▶ [Provided records]:
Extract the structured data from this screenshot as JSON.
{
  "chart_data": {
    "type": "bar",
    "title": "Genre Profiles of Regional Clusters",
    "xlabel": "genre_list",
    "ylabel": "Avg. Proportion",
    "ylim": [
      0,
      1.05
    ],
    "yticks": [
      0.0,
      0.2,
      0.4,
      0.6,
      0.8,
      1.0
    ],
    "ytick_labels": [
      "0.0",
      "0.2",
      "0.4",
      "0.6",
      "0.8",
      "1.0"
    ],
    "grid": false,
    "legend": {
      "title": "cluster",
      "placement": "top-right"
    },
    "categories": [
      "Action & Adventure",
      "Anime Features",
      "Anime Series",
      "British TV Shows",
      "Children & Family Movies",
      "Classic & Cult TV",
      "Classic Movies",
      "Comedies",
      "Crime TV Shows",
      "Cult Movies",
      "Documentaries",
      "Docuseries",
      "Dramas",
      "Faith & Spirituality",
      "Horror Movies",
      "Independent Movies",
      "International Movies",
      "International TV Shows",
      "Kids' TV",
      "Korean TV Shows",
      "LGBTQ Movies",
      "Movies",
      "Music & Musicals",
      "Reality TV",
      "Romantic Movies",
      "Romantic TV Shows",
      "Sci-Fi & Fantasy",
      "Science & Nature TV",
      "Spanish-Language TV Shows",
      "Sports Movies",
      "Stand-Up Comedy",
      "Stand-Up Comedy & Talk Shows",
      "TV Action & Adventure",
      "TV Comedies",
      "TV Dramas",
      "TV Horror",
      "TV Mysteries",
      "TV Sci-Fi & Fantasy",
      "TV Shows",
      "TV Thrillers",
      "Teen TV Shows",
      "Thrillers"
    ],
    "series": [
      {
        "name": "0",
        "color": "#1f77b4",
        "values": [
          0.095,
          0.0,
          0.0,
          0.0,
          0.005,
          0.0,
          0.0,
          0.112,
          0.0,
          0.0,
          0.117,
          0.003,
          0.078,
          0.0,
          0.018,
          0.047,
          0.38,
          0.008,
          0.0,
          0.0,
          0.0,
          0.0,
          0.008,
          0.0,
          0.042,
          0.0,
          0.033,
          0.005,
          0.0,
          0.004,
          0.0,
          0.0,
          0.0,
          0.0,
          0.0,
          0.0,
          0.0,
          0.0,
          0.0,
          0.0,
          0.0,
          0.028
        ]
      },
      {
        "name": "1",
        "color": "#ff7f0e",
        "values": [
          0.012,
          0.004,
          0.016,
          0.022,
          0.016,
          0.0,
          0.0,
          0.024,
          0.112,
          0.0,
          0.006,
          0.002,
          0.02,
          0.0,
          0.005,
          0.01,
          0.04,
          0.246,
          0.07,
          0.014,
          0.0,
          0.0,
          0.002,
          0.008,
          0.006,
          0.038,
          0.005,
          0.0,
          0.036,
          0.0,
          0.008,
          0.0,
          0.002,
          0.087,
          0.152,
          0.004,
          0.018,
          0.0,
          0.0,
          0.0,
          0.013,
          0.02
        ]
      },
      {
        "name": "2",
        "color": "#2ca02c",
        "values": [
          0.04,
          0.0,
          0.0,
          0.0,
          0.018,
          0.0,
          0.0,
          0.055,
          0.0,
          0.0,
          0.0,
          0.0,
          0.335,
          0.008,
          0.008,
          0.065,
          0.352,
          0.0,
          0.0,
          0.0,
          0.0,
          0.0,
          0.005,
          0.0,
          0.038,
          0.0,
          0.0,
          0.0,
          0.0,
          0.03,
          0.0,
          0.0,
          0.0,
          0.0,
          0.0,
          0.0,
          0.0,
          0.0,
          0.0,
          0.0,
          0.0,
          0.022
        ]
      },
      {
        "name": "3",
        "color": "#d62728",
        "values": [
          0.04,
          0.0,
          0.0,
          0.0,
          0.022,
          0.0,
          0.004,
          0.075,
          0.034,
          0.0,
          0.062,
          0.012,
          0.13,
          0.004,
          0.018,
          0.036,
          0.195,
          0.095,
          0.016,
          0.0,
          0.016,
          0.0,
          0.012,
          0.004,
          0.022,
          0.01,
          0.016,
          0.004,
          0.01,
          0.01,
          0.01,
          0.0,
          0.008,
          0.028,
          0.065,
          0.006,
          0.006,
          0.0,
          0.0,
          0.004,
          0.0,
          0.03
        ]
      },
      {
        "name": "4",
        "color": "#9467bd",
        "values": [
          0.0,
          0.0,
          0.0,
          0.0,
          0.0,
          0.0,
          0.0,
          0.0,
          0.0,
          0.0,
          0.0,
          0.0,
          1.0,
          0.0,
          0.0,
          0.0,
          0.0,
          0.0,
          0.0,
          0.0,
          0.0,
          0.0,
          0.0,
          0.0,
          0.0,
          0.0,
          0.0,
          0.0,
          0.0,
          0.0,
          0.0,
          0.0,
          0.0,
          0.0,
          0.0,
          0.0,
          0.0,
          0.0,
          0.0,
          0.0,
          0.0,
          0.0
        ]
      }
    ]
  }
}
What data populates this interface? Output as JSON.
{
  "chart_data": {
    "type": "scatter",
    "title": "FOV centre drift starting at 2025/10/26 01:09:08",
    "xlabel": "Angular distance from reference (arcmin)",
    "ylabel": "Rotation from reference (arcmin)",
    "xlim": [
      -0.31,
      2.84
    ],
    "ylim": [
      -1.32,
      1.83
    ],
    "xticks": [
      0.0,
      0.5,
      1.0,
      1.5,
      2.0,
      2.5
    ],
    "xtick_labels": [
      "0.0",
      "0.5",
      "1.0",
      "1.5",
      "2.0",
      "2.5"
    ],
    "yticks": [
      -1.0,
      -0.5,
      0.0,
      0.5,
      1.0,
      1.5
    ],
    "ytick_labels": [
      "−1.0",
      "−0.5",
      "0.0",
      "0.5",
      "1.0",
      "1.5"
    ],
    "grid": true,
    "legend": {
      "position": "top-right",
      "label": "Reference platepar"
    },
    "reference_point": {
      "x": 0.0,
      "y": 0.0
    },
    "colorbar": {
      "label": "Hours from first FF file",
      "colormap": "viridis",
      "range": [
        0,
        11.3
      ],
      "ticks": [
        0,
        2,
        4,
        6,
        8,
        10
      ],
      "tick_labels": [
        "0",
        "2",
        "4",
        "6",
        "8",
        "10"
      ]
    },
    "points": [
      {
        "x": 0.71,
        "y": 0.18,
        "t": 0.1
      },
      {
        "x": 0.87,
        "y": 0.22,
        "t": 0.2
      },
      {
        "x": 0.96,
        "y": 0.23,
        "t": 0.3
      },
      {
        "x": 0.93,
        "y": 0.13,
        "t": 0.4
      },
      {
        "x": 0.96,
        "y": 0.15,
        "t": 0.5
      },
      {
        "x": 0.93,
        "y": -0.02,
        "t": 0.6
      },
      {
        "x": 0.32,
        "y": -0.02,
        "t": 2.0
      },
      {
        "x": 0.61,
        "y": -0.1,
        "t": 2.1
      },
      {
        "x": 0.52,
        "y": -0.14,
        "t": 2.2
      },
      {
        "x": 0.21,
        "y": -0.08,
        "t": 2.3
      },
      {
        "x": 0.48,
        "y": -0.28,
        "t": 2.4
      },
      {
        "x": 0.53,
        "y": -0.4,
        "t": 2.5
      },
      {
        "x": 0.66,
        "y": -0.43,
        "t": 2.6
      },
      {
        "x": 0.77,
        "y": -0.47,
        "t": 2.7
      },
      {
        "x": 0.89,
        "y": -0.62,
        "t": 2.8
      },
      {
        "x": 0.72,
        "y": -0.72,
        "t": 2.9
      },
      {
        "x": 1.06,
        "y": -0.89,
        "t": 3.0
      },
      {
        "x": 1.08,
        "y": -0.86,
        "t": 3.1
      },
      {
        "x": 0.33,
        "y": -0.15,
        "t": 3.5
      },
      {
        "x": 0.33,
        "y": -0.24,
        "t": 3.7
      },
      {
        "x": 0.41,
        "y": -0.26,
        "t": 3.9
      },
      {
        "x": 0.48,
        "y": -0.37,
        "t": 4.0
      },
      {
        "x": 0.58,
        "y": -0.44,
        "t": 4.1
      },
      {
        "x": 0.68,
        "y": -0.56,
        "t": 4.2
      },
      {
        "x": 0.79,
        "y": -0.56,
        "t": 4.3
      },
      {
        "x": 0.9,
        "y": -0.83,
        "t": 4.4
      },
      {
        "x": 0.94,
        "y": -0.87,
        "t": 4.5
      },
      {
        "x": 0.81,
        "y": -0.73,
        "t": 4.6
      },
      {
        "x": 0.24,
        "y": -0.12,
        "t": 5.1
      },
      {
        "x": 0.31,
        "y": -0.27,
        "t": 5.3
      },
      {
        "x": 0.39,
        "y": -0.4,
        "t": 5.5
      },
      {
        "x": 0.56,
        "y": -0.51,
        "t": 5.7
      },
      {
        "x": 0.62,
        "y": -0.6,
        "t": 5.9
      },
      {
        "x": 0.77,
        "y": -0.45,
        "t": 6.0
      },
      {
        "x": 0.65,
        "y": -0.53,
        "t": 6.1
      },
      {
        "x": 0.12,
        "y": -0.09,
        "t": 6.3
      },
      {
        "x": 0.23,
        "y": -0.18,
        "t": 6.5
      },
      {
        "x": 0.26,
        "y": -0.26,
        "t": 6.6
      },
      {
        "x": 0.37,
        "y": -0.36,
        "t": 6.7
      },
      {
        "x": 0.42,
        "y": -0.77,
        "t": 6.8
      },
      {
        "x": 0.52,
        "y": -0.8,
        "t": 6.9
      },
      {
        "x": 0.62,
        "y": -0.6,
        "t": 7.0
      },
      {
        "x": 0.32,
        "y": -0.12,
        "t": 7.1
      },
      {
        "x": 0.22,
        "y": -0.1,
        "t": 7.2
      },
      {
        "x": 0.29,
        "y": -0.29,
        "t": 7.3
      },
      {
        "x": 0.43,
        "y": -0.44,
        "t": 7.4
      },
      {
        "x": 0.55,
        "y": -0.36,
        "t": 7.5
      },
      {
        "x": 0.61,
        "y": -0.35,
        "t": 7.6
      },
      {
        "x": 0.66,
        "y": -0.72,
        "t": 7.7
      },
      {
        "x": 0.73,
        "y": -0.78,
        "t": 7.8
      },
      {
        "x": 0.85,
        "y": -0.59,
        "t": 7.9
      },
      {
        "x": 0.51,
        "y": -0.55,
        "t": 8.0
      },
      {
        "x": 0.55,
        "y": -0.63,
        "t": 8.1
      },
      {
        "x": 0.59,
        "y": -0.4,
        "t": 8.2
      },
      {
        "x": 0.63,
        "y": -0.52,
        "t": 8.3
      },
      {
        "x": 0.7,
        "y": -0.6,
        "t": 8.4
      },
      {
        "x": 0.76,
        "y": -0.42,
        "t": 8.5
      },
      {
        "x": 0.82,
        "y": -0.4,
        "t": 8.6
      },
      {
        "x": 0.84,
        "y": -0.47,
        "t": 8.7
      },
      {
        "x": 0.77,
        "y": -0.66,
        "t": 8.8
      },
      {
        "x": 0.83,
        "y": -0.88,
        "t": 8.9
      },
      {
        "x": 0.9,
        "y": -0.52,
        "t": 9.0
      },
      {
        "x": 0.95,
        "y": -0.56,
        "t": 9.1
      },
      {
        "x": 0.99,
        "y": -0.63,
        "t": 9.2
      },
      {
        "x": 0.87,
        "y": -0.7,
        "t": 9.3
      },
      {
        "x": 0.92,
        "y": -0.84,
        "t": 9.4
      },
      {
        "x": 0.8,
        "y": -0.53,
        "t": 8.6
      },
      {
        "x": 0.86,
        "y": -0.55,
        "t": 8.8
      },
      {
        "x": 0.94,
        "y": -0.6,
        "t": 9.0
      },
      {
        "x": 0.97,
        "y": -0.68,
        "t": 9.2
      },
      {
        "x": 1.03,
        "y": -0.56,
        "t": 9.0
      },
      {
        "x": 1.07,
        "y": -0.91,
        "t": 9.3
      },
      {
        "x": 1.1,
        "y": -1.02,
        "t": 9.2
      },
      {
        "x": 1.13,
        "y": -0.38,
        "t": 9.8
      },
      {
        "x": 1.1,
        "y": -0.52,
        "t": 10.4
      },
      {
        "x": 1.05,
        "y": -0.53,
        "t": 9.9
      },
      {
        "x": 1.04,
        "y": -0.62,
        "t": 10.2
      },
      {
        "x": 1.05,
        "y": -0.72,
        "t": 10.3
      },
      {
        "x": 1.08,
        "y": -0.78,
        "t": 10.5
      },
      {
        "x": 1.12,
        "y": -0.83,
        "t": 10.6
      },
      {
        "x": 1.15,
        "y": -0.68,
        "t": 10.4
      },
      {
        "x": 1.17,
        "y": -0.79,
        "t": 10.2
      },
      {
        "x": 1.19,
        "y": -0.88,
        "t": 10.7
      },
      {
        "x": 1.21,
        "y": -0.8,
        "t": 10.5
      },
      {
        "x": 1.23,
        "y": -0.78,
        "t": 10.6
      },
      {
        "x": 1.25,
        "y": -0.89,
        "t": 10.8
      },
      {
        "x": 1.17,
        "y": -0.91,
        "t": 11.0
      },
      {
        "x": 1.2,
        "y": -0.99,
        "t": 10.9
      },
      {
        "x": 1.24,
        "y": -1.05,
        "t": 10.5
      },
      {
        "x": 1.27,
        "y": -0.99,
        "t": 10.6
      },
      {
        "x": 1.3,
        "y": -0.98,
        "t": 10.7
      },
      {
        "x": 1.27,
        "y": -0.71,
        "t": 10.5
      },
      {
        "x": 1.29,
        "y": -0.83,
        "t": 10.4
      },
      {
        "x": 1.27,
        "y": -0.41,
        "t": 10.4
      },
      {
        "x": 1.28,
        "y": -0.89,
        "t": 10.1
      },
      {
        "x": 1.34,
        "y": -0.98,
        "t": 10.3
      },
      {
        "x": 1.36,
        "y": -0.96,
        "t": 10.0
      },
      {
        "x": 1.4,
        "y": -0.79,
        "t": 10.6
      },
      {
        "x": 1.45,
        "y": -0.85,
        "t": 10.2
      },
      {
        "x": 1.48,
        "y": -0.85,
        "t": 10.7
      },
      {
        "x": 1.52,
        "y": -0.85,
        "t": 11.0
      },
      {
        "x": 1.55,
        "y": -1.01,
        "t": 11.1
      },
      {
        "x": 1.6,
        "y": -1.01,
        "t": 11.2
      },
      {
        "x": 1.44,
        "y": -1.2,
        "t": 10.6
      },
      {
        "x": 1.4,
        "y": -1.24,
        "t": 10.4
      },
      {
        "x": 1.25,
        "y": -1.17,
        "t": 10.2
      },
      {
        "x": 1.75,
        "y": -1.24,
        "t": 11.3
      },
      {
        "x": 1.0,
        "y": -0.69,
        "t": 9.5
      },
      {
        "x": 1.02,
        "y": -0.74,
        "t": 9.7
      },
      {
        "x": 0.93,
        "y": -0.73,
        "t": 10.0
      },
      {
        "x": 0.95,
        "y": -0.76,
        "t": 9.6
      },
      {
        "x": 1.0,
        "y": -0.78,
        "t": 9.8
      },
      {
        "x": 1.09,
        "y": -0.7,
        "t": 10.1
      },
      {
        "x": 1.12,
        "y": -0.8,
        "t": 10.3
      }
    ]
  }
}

▶ [Task brief]: Reply with only the number of lines in the material above where the string "ylabel" appears.

▶ [Response to the task]: 2